*The input*:
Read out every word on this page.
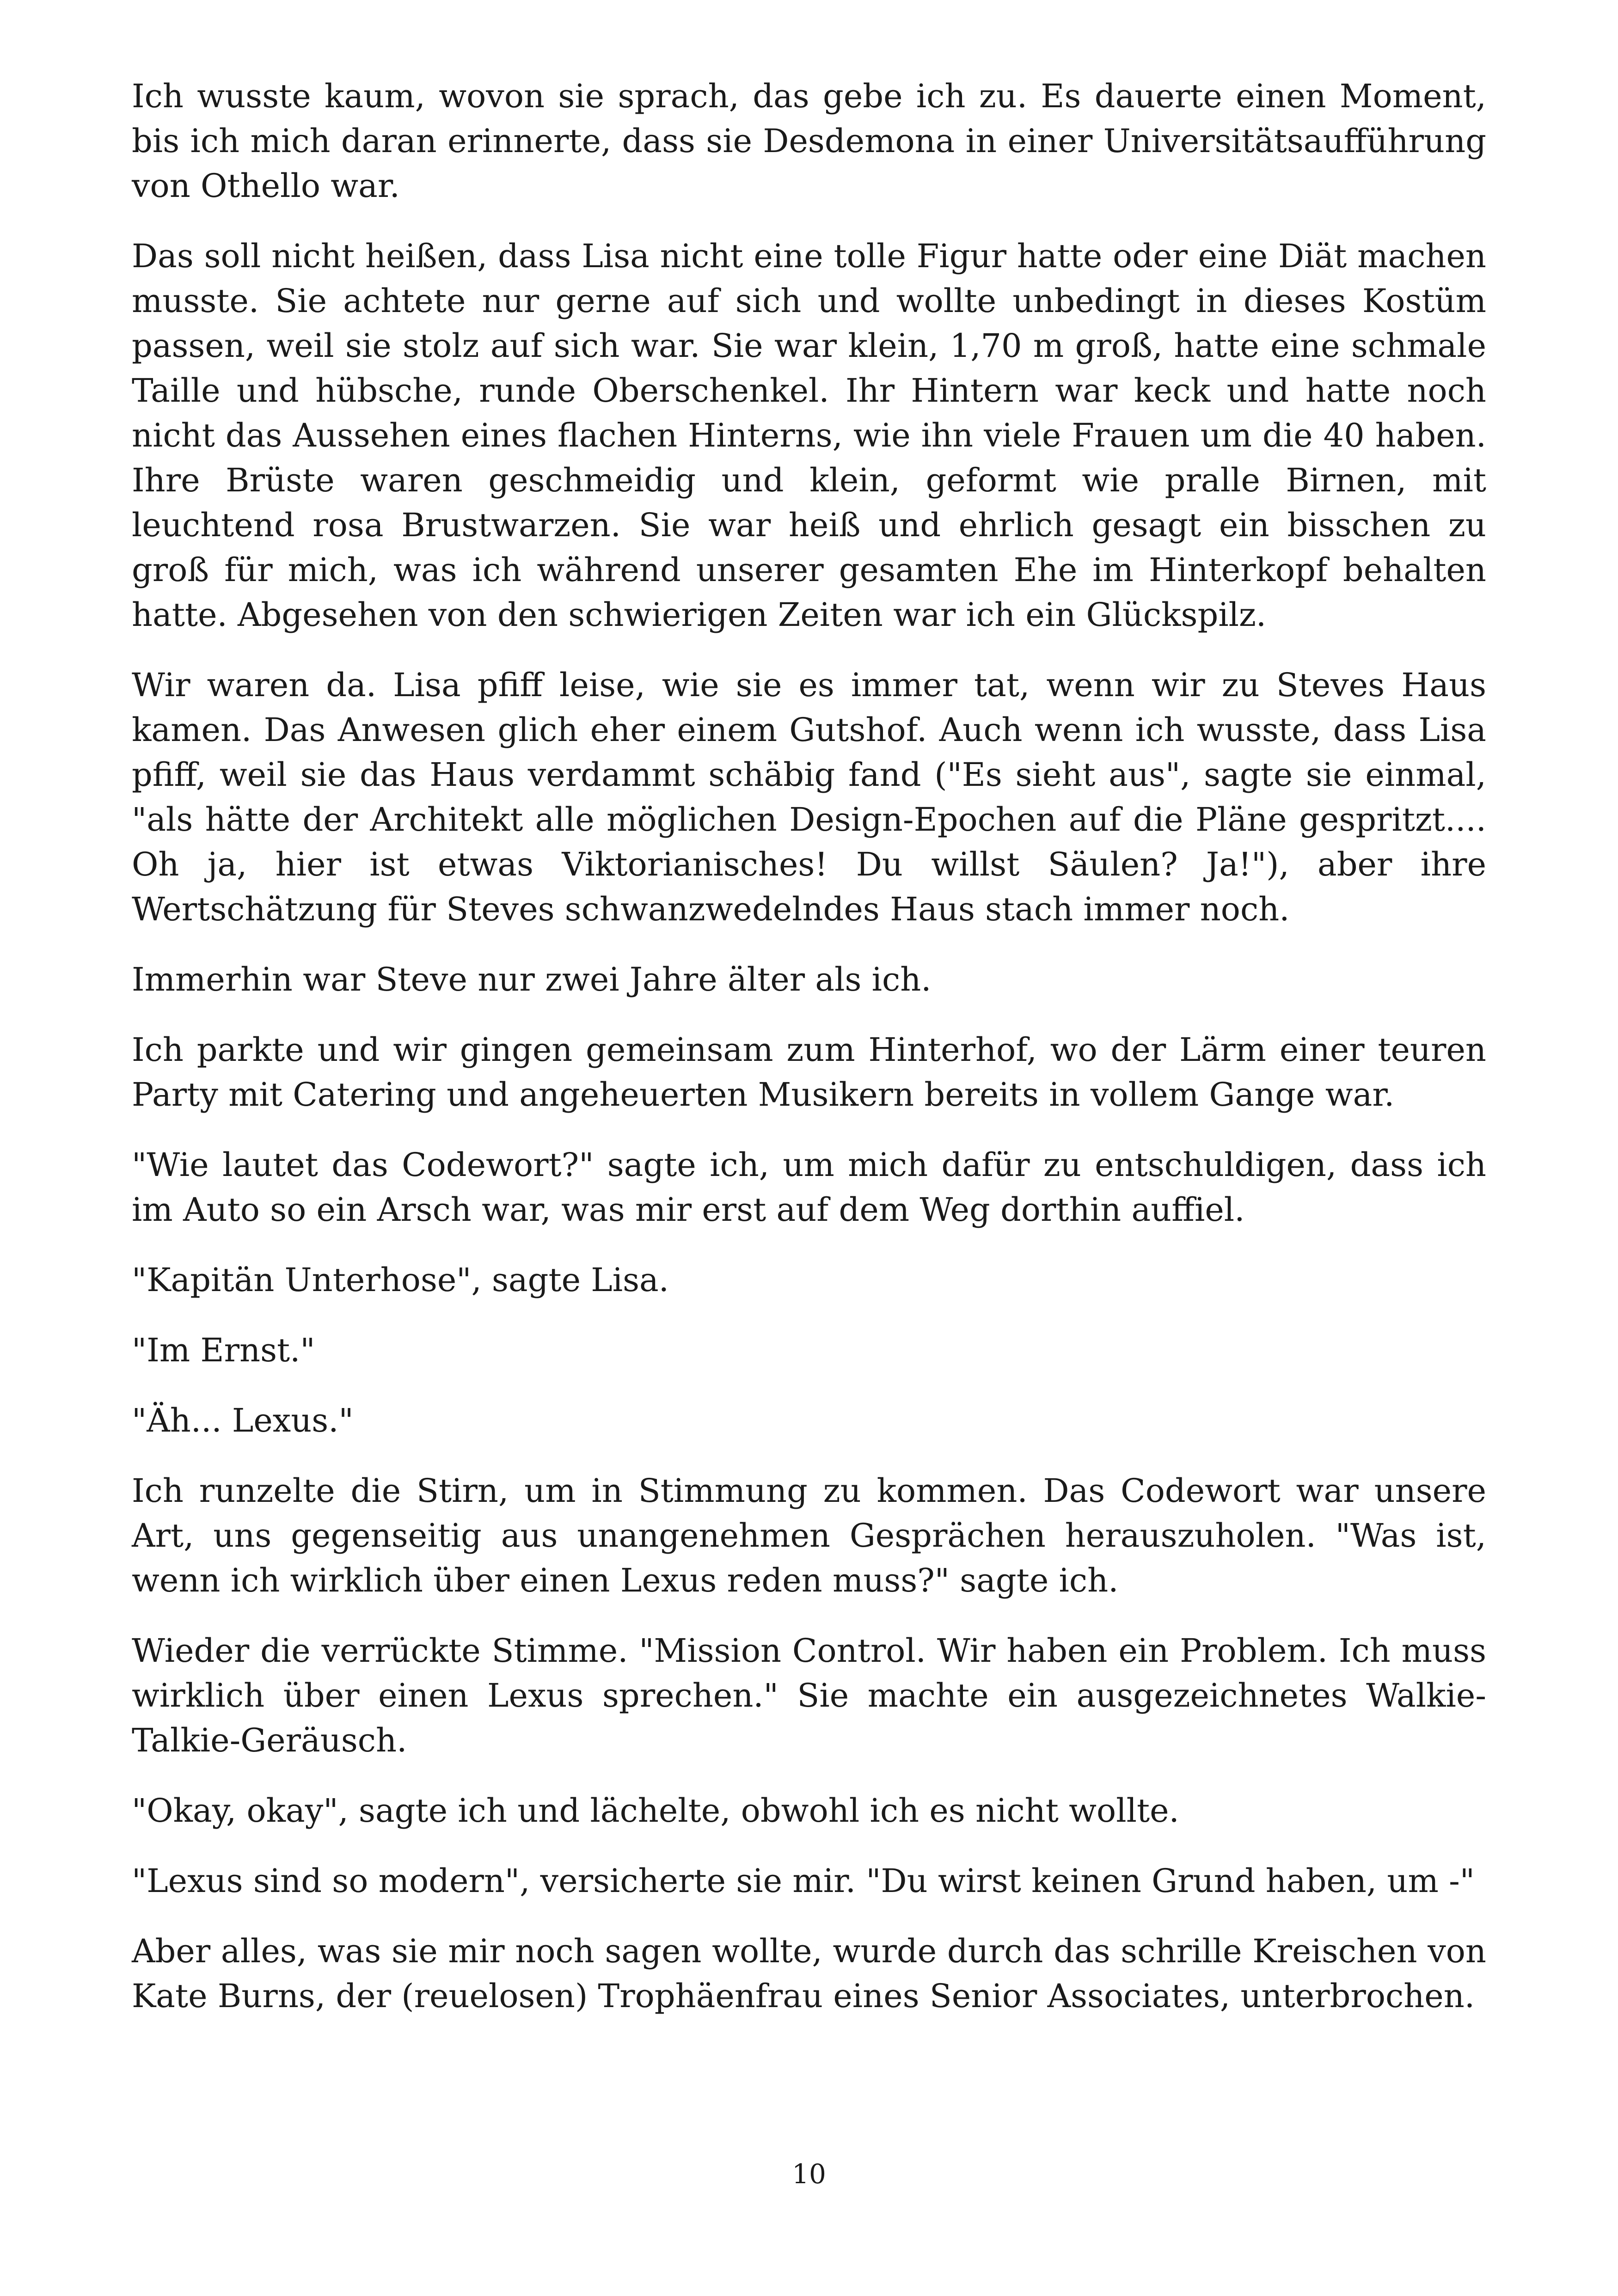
Ich wusste kaum, wovon sie sprach, das gebe ich zu. Es dauerte einen Moment, bis ich mich daran erinnerte, dass sie Desdemona in einer Universitätsaufführung von Othello war.

Das soll nicht heißen, dass Lisa nicht eine tolle Figur hatte oder eine Diät machen musste. Sie achtete nur gerne auf sich und wollte unbedingt in dieses Kostüm passen, weil sie stolz auf sich war. Sie war klein, 1,70 m groß, hatte eine schmale Taille und hübsche, runde Oberschenkel. Ihr Hintern war keck und hatte noch nicht das Aussehen eines flachen Hinterns, wie ihn viele Frauen um die 40 haben. Ihre Brüste waren geschmeidig und klein, geformt wie pralle Birnen, mit leuchtend rosa Brustwarzen. Sie war heiß und ehrlich gesagt ein bisschen zu groß für mich, was ich während unserer gesamten Ehe im Hinterkopf behalten hatte. Abgesehen von den schwierigen Zeiten war ich ein Glückspilz.

Wir waren da. Lisa pfiff leise, wie sie es immer tat, wenn wir zu Steves Haus kamen. Das Anwesen glich eher einem Gutshof. Auch wenn ich wusste, dass Lisa pfiff, weil sie das Haus verdammt schäbig fand ("Es sieht aus", sagte sie einmal, "als hätte der Architekt alle möglichen Design-Epochen auf die Pläne gespritzt.... Oh ja, hier ist etwas Viktorianisches! Du willst Säulen? Ja!"), aber ihre Wertschätzung für Steves schwanzwedelndes Haus stach immer noch.

Immerhin war Steve nur zwei Jahre älter als ich.

Ich parkte und wir gingen gemeinsam zum Hinterhof, wo der Lärm einer teuren Party mit Catering und angeheuerten Musikern bereits in vollem Gange war.

"Wie lautet das Codewort?" sagte ich, um mich dafür zu entschuldigen, dass ich im Auto so ein Arsch war, was mir erst auf dem Weg dorthin auffiel.

"Kapitän Unterhose", sagte Lisa.

"Im Ernst."

"Äh... Lexus."

Ich runzelte die Stirn, um in Stimmung zu kommen. Das Codewort war unsere Art, uns gegenseitig aus unangenehmen Gesprächen herauszuholen. "Was ist, wenn ich wirklich über einen Lexus reden muss?" sagte ich.

Wieder die verrückte Stimme. "Mission Control. Wir haben ein Problem. Ich muss wirklich über einen Lexus sprechen." Sie machte ein ausgezeichnetes Walkie-Talkie-Geräusch.

"Okay, okay", sagte ich und lächelte, obwohl ich es nicht wollte.

"Lexus sind so modern", versicherte sie mir. "Du wirst keinen Grund haben, um -"

Aber alles, was sie mir noch sagen wollte, wurde durch das schrille Kreischen von Kate Burns, der (reuelosen) Trophäenfrau eines Senior Associates, unterbrochen.

10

*Problem to solve*: Only a number is wanted: how many lines of the data above contain "mich"?

*Completed task*: 3